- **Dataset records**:

+++++

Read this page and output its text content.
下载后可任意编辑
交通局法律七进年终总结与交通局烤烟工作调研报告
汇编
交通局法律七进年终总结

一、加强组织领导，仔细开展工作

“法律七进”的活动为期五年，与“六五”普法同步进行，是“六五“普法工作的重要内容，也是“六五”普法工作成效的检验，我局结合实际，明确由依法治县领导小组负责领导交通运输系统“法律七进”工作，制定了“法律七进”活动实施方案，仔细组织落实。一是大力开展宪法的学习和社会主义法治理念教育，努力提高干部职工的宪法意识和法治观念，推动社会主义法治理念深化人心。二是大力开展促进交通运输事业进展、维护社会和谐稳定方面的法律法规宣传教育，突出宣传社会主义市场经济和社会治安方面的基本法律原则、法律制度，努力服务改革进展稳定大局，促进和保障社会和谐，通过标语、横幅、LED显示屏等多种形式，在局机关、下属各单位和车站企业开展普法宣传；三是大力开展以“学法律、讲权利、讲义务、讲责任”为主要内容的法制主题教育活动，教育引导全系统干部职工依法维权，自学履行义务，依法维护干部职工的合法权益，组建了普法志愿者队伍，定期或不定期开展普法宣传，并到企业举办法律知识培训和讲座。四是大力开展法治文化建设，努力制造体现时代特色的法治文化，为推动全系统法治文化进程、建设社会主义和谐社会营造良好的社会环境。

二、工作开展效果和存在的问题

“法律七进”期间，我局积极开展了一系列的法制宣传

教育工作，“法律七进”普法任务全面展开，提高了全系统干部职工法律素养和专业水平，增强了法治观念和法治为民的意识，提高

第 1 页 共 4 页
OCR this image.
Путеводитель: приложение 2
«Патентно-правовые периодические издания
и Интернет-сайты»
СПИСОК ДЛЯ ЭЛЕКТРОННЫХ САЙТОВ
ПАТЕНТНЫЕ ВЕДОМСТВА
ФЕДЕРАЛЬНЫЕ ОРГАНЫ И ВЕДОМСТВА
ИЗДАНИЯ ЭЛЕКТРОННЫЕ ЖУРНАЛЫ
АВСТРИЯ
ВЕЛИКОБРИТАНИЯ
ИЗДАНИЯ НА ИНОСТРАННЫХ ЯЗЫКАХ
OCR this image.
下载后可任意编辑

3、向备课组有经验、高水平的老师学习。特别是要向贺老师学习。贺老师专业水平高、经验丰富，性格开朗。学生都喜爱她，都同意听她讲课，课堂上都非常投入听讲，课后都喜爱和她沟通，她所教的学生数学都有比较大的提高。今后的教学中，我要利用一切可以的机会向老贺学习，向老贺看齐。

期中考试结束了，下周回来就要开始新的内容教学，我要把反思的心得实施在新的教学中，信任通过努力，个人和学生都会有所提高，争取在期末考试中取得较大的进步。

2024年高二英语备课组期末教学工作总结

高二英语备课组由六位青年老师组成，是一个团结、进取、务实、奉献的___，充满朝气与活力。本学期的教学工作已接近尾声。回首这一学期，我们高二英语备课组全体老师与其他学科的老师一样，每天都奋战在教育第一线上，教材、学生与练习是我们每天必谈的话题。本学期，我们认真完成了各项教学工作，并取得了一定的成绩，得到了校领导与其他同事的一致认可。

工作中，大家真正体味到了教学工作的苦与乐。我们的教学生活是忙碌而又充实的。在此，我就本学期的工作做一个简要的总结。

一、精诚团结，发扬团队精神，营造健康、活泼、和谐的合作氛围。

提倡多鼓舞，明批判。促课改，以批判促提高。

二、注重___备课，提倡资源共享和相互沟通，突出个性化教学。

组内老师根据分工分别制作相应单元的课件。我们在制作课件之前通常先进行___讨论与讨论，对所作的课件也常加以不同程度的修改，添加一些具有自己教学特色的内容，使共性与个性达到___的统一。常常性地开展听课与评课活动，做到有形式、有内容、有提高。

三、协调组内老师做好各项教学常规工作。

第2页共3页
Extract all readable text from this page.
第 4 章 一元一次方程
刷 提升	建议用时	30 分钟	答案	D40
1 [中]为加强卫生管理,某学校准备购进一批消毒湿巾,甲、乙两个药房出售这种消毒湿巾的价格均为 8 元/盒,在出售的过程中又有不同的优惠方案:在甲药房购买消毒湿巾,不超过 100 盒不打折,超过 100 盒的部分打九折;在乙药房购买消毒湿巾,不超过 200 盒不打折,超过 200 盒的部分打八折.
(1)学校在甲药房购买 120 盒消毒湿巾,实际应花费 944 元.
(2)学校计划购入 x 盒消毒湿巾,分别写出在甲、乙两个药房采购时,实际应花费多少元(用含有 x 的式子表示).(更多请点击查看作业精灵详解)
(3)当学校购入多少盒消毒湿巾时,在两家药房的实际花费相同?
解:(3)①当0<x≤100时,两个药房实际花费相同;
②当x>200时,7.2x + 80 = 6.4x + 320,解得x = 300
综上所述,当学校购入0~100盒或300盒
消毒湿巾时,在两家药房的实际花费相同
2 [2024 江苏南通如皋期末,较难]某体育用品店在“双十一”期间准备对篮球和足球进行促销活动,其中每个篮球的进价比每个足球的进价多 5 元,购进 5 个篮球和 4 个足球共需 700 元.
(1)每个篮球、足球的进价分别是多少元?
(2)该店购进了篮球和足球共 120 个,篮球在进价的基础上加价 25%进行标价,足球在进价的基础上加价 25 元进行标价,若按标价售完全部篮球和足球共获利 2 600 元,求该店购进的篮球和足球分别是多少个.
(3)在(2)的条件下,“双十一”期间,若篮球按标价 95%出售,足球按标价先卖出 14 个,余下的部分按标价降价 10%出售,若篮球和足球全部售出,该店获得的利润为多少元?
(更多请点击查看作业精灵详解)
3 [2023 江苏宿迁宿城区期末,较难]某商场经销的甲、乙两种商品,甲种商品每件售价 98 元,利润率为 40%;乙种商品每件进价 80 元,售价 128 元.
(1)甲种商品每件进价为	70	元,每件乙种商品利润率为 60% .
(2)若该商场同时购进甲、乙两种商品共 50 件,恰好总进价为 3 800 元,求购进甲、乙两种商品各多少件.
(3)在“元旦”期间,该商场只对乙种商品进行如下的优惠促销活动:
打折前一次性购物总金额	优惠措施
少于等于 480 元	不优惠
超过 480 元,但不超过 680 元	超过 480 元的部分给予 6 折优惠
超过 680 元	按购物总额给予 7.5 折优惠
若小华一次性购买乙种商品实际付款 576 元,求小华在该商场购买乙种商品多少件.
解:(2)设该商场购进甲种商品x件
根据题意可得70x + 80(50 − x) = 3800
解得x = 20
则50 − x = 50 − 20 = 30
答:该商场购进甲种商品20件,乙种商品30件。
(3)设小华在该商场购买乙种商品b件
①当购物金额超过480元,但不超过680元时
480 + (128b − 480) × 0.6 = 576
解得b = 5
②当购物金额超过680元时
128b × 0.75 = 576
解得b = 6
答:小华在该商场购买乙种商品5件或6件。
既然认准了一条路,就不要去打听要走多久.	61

+++++

Restate each record exactly as written.

Read this page and output its text content.
下载后可任意编辑
交通局法律七进年终总结与交通局烤烟工作调研报告
汇编
交通局法律七进年终总结

一、加强组织领导，仔细开展工作

“法律七进”的活动为期五年，与“六五”普法同步进行，是“六五“普法工作的重要内容，也是“六五”普法工作成效的检验，我局结合实际，明确由依法治县领导小组负责领导交通运输系统“法律七进”工作，制定了“法律七进”活动实施方案，仔细组织落实。一是大力开展宪法的学习和社会主义法治理念教育，努力提高干部职工的宪法意识和法治观念，推动社会主义法治理念深化人心。二是大力开展促进交通运输事业进展、维护社会和谐稳定方面的法律法规宣传教育，突出宣传社会主义市场经济和社会治安方面的基本法律原则、法律制度，努力服务改革进展稳定大局，促进和保障社会和谐，通过标语、横幅、LED显示屏等多种形式，在局机关、下属各单位和车站企业开展普法宣传；三是大力开展以“学法律、讲权利、讲义务、讲责任”为主要内容的法制主题教育活动，教育引导全系统干部职工依法维权，自学履行义务，依法维护干部职工的合法权益，组建了普法志愿者队伍，定期或不定期开展普法宣传，并到企业举办法律知识培训和讲座。四是大力开展法治文化建设，努力制造体现时代特色的法治文化，为推动全系统法治文化进程、建设社会主义和谐社会营造良好的社会环境。

二、工作开展效果和存在的问题

“法律七进”期间，我局积极开展了一系列的法制宣传

教育工作，“法律七进”普法任务全面展开，提高了全系统干部职工法律素养和专业水平，增强了法治观念和法治为民的意识，提高

第 1 页 共 4 页
OCR this image.
Путеводитель: приложение 2
«Патентно-правовые периодические издания
и Интернет-сайты»
СПИСОК ДЛЯ ЭЛЕКТРОННЫХ САЙТОВ
ПАТЕНТНЫЕ ВЕДОМСТВА
ФЕДЕРАЛЬНЫЕ ОРГАНЫ И ВЕДОМСТВА
ИЗДАНИЯ ЭЛЕКТРОННЫЕ ЖУРНАЛЫ
АВСТРИЯ
ВЕЛИКОБРИТАНИЯ
ИЗДАНИЯ НА ИНОСТРАННЫХ ЯЗЫКАХ
OCR this image.
下载后可任意编辑

3、向备课组有经验、高水平的老师学习。特别是要向贺老师学习。贺老师专业水平高、经验丰富，性格开朗。学生都喜爱她，都同意听她讲课，课堂上都非常投入听讲，课后都喜爱和她沟通，她所教的学生数学都有比较大的提高。今后的教学中，我要利用一切可以的机会向老贺学习，向老贺看齐。

期中考试结束了，下周回来就要开始新的内容教学，我要把反思的心得实施在新的教学中，信任通过努力，个人和学生都会有所提高，争取在期末考试中取得较大的进步。

2024年高二英语备课组期末教学工作总结

高二英语备课组由六位青年老师组成，是一个团结、进取、务实、奉献的___，充满朝气与活力。本学期的教学工作已接近尾声。回首这一学期，我们高二英语备课组全体老师与其他学科的老师一样，每天都奋战在教育第一线上，教材、学生与练习是我们每天必谈的话题。本学期，我们认真完成了各项教学工作，并取得了一定的成绩，得到了校领导与其他同事的一致认可。

工作中，大家真正体味到了教学工作的苦与乐。我们的教学生活是忙碌而又充实的。在此，我就本学期的工作做一个简要的总结。

一、精诚团结，发扬团队精神，营造健康、活泼、和谐的合作氛围。

提倡多鼓舞，明批判。促课改，以批判促提高。

二、注重___备课，提倡资源共享和相互沟通，突出个性化教学。

组内老师根据分工分别制作相应单元的课件。我们在制作课件之前通常先进行___讨论与讨论，对所作的课件也常加以不同程度的修改，添加一些具有自己教学特色的内容，使共性与个性达到___的统一。常常性地开展听课与评课活动，做到有形式、有内容、有提高。

三、协调组内老师做好各项教学常规工作。

第2页共3页
Extract all readable text from this page.
第 4 章 一元一次方程
刷 提升	建议用时	30 分钟	答案	D40
1 [中]为加强卫生管理,某学校准备购进一批消毒湿巾,甲、乙两个药房出售这种消毒湿巾的价格均为 8 元/盒,在出售的过程中又有不同的优惠方案:在甲药房购买消毒湿巾,不超过 100 盒不打折,超过 100 盒的部分打九折;在乙药房购买消毒湿巾,不超过 200 盒不打折,超过 200 盒的部分打八折.
(1)学校在甲药房购买 120 盒消毒湿巾,实际应花费 944 元.
(2)学校计划购入 x 盒消毒湿巾,分别写出在甲、乙两个药房采购时,实际应花费多少元(用含有 x 的式子表示).(更多请点击查看作业精灵详解)
(3)当学校购入多少盒消毒湿巾时,在两家药房的实际花费相同?
解:(3)①当0<x≤100时,两个药房实际花费相同;
②当x>200时,7.2x + 80 = 6.4x + 320,解得x = 300
综上所述,当学校购入0~100盒或300盒
消毒湿巾时,在两家药房的实际花费相同
2 [2024 江苏南通如皋期末,较难]某体育用品店在“双十一”期间准备对篮球和足球进行促销活动,其中每个篮球的进价比每个足球的进价多 5 元,购进 5 个篮球和 4 个足球共需 700 元.
(1)每个篮球、足球的进价分别是多少元?
(2)该店购进了篮球和足球共 120 个,篮球在进价的基础上加价 25%进行标价,足球在进价的基础上加价 25 元进行标价,若按标价售完全部篮球和足球共获利 2 600 元,求该店购进的篮球和足球分别是多少个.
(3)在(2)的条件下,“双十一”期间,若篮球按标价 95%出售,足球按标价先卖出 14 个,余下的部分按标价降价 10%出售,若篮球和足球全部售出,该店获得的利润为多少元?
(更多请点击查看作业精灵详解)
3 [2023 江苏宿迁宿城区期末,较难]某商场经销的甲、乙两种商品,甲种商品每件售价 98 元,利润率为 40%;乙种商品每件进价 80 元,售价 128 元.
(1)甲种商品每件进价为	70	元,每件乙种商品利润率为 60% .
(2)若该商场同时购进甲、乙两种商品共 50 件,恰好总进价为 3 800 元,求购进甲、乙两种商品各多少件.
(3)在“元旦”期间,该商场只对乙种商品进行如下的优惠促销活动:
打折前一次性购物总金额	优惠措施
少于等于 480 元	不优惠
超过 480 元,但不超过 680 元	超过 480 元的部分给予 6 折优惠
超过 680 元	按购物总额给予 7.5 折优惠
若小华一次性购买乙种商品实际付款 576 元,求小华在该商场购买乙种商品多少件.
解:(2)设该商场购进甲种商品x件
根据题意可得70x + 80(50 − x) = 3800
解得x = 20
则50 − x = 50 − 20 = 30
答:该商场购进甲种商品20件,乙种商品30件。
(3)设小华在该商场购买乙种商品b件
①当购物金额超过480元,但不超过680元时
480 + (128b − 480) × 0.6 = 576
解得b = 5
②当购物金额超过680元时
128b × 0.75 = 576
解得b = 6
答:小华在该商场购买乙种商品5件或6件。
既然认准了一条路,就不要去打听要走多久.	61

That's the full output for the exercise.